Recorded data:
- - - - - - -

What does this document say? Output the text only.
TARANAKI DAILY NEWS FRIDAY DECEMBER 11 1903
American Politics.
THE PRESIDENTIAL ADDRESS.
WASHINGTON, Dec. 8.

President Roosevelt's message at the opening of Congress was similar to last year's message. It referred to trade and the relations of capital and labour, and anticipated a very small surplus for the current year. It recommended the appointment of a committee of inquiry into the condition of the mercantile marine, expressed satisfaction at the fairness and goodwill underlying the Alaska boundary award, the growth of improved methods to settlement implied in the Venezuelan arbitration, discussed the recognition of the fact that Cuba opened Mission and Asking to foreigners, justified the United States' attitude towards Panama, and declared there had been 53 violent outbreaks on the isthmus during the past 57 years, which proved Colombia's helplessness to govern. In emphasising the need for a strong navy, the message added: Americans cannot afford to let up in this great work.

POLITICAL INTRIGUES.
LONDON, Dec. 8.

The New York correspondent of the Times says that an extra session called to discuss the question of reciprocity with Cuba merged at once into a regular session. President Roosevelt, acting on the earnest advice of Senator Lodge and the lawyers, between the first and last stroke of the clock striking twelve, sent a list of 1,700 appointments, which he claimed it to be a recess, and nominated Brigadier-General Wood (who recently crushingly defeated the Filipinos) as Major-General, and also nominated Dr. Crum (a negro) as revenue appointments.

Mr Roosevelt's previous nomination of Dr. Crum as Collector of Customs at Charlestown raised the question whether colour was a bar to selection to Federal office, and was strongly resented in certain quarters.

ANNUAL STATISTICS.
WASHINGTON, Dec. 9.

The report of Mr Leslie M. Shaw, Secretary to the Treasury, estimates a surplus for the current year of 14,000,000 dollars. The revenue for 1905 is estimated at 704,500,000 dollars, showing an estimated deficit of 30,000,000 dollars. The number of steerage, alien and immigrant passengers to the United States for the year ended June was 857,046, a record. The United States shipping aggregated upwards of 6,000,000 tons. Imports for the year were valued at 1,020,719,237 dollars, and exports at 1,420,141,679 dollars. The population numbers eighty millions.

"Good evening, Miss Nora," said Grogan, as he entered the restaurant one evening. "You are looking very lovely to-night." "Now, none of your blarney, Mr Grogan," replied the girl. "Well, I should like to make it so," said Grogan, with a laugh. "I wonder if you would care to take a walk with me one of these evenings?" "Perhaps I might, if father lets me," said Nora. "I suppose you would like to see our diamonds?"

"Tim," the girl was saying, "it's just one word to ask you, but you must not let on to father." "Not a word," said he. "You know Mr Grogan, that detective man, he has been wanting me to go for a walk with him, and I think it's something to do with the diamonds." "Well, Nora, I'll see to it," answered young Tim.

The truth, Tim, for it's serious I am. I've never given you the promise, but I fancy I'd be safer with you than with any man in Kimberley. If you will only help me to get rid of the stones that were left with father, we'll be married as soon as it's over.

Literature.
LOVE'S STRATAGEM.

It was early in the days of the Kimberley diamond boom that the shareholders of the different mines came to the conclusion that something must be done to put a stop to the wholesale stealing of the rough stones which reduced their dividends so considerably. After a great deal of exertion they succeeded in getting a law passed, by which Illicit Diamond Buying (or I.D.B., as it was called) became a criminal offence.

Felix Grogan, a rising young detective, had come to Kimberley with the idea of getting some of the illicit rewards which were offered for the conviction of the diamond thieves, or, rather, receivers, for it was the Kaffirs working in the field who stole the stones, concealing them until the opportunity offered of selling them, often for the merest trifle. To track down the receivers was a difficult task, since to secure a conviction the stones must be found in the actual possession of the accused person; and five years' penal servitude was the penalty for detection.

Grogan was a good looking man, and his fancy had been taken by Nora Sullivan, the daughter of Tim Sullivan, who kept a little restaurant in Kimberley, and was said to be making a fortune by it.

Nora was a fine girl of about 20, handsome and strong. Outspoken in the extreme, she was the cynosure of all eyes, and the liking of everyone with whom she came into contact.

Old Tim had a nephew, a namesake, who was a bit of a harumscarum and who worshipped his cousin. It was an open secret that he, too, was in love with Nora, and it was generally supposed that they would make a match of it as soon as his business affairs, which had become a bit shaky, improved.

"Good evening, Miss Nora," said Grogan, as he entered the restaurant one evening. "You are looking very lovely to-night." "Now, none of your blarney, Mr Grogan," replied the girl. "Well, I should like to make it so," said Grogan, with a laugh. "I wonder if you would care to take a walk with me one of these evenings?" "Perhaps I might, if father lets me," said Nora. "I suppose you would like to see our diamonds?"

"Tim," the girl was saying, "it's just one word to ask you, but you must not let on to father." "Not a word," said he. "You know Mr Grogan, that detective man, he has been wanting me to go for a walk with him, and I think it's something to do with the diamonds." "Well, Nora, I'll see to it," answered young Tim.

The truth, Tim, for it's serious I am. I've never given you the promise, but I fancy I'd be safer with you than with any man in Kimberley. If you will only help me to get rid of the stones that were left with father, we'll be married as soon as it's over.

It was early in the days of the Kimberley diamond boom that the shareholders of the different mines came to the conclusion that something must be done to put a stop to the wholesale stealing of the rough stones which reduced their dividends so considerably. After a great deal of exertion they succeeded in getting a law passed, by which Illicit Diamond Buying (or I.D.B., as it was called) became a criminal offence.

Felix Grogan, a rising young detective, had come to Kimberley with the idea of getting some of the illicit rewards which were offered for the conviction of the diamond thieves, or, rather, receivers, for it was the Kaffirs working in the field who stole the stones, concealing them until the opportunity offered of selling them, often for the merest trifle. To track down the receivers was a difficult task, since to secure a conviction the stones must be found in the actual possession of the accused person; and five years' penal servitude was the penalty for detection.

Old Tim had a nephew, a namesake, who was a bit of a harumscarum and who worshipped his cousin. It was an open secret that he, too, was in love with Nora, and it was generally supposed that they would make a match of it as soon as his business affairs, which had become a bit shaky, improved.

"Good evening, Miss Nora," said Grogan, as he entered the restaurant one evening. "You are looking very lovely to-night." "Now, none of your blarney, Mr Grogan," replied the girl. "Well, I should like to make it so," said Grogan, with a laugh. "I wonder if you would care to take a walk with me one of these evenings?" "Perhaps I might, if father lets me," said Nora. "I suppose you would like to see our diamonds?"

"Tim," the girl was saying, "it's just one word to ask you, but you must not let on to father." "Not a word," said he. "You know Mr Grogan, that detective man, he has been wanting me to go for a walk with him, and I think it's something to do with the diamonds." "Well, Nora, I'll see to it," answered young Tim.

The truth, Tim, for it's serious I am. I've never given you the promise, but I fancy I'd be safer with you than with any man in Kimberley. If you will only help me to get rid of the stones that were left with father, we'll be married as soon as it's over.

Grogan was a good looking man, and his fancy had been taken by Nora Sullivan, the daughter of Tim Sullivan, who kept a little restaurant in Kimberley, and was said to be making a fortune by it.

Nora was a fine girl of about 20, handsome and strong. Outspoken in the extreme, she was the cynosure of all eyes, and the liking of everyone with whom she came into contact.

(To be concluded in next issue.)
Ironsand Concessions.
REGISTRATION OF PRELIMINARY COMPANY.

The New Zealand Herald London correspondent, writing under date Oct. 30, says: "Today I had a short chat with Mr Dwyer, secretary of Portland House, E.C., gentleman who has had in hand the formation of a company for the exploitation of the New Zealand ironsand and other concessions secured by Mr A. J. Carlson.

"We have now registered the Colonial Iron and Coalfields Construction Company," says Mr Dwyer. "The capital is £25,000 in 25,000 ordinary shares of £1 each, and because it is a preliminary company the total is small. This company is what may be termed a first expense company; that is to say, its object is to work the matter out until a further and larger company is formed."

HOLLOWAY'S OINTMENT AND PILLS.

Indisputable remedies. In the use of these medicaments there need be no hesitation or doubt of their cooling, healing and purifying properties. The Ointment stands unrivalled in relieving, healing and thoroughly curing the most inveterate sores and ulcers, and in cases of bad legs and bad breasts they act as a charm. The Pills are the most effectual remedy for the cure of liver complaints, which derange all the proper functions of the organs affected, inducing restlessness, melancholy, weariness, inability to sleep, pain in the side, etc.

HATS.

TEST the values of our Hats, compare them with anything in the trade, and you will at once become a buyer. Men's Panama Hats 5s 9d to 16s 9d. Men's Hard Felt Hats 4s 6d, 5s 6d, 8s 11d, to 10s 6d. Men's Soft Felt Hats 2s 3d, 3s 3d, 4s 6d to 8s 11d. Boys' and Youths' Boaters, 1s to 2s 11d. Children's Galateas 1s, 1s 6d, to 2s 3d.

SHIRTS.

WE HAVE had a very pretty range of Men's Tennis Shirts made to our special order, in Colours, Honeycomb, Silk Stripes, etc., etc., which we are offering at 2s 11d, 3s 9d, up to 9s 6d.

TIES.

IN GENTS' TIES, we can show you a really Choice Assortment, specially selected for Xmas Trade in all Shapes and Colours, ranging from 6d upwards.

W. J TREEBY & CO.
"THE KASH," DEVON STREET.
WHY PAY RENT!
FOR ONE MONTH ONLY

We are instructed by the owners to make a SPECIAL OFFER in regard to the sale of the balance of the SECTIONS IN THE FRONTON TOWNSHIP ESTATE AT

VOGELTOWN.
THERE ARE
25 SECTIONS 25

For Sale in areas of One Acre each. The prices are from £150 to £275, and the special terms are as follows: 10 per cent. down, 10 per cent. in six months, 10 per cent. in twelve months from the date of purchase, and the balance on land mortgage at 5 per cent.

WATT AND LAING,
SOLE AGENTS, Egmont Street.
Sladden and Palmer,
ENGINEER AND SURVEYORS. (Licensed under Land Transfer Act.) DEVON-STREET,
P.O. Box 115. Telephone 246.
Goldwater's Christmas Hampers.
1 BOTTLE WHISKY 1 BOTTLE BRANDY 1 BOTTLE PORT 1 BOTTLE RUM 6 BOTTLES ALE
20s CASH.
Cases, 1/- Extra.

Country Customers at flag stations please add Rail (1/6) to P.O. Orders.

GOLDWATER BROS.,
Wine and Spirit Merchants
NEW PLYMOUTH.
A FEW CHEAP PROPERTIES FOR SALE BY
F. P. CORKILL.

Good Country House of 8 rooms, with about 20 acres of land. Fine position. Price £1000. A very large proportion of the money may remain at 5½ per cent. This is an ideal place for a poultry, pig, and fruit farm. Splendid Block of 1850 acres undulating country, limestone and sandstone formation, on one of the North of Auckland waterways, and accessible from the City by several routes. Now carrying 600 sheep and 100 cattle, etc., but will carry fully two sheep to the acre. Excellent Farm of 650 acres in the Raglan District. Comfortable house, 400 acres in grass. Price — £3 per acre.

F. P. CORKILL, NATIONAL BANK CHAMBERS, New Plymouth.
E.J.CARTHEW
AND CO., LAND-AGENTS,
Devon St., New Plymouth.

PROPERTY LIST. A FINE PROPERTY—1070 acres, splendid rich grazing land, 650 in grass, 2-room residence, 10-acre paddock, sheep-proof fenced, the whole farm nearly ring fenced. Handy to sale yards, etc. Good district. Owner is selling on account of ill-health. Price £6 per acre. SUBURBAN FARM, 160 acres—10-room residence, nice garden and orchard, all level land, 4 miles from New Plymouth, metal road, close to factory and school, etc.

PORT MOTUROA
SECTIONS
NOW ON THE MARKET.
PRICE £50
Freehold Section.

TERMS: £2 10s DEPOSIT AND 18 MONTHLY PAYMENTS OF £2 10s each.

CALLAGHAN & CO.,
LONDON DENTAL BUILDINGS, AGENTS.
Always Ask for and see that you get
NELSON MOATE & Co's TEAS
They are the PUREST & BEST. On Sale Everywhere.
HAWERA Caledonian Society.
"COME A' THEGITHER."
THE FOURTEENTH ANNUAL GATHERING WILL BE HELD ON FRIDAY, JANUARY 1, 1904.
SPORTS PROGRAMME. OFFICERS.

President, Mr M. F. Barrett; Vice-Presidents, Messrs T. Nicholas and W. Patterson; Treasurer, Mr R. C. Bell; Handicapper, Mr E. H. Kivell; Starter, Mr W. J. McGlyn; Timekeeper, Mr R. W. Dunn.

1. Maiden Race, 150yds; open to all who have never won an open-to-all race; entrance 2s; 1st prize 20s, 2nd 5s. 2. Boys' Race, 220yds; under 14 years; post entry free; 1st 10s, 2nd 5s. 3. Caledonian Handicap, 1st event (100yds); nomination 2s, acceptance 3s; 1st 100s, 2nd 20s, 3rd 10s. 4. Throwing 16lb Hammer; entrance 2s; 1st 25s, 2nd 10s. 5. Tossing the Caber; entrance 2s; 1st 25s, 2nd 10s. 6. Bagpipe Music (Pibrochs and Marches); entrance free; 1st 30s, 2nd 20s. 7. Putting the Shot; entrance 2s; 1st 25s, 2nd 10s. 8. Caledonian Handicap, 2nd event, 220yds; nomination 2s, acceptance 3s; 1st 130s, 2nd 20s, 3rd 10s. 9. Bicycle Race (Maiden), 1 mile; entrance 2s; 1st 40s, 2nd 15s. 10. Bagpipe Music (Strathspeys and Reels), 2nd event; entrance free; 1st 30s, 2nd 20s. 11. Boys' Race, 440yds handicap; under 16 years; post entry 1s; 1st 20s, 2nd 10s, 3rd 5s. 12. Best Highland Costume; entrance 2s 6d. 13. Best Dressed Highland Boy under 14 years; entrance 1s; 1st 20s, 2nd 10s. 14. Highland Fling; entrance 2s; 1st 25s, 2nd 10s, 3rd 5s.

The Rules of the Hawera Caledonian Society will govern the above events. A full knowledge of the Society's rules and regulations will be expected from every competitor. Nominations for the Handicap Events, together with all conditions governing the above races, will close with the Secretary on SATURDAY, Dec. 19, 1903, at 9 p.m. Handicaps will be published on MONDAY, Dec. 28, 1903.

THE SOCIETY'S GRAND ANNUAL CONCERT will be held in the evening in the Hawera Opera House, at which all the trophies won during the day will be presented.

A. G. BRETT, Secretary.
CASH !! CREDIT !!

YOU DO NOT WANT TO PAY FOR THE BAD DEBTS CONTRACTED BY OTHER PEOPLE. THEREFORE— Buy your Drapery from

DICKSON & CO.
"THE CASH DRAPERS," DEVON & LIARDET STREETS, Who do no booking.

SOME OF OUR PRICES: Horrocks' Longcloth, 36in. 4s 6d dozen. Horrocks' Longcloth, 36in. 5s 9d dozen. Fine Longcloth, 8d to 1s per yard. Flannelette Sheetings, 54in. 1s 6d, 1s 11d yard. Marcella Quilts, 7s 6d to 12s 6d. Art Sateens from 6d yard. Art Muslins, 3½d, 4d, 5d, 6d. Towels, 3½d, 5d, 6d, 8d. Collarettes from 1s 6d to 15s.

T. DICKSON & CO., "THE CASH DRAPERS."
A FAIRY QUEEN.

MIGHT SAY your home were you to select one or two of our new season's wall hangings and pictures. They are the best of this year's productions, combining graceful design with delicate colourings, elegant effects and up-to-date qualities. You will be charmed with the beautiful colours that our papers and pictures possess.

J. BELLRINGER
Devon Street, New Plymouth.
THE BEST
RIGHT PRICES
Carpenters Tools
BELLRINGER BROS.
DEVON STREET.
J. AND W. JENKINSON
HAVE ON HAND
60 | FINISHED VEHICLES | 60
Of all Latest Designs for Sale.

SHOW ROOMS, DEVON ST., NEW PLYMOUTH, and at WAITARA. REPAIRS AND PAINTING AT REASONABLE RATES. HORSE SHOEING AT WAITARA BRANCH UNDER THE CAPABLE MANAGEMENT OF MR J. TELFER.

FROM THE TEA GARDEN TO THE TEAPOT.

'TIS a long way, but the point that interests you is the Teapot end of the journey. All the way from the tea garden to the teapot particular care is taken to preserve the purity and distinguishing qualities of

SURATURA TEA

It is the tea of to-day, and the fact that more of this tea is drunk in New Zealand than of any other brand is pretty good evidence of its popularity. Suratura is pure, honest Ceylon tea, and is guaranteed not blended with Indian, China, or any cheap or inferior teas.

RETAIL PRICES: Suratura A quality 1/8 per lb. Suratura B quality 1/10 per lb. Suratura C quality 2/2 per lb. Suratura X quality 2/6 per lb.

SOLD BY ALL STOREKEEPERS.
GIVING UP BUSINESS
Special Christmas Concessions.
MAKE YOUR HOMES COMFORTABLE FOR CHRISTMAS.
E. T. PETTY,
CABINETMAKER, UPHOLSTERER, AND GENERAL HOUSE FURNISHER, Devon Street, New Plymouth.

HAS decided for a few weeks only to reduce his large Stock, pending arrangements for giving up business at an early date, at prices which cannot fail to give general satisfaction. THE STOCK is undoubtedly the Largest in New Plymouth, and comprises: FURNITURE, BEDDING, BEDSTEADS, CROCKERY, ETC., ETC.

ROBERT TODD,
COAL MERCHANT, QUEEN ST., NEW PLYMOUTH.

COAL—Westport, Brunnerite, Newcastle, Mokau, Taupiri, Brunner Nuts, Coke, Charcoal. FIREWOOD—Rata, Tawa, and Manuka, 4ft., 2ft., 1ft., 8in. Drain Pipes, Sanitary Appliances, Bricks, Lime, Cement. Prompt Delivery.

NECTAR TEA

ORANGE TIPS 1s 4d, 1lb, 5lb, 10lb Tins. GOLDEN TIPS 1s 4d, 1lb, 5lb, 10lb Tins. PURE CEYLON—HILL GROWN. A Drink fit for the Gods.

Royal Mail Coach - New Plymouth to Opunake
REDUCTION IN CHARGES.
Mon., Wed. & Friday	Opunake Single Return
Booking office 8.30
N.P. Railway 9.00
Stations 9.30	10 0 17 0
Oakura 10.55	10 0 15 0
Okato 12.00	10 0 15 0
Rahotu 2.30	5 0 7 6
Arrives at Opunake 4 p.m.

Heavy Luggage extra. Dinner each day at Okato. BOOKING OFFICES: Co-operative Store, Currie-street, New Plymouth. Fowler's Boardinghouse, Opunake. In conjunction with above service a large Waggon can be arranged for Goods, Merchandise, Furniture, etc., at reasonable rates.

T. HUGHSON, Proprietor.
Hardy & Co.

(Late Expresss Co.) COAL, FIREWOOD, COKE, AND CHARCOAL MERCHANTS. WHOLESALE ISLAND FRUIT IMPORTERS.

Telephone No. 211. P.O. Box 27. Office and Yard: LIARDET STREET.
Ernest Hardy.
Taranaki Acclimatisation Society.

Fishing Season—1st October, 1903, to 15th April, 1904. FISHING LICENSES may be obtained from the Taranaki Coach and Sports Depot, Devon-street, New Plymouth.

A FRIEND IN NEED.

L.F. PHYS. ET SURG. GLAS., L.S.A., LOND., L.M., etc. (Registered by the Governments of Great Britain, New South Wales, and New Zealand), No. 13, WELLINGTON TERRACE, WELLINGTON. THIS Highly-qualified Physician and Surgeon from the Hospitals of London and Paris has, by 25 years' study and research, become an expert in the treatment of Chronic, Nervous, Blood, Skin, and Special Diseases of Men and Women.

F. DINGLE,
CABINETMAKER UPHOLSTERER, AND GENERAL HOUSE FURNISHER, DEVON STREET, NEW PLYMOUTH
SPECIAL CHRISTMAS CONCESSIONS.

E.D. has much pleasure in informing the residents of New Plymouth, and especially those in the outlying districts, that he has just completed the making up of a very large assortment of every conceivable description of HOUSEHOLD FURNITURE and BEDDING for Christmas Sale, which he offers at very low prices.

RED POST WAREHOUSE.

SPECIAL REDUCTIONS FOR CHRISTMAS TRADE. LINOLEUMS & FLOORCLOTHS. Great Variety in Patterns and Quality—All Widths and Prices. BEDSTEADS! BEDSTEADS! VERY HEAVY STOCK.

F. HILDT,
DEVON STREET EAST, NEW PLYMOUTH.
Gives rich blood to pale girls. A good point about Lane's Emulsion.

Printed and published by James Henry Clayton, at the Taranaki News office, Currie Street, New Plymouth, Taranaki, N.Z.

- - - - - - -

• [WHAT YOU HAVE TO DO]: Which lines contain the word "Telephone"? Copy each of them.

• [TASK RESULT]:
P.O. Box 115. Telephone 246.
Telephone No. 211. P.O. Box 27. Office and Yard: LIARDET STREET.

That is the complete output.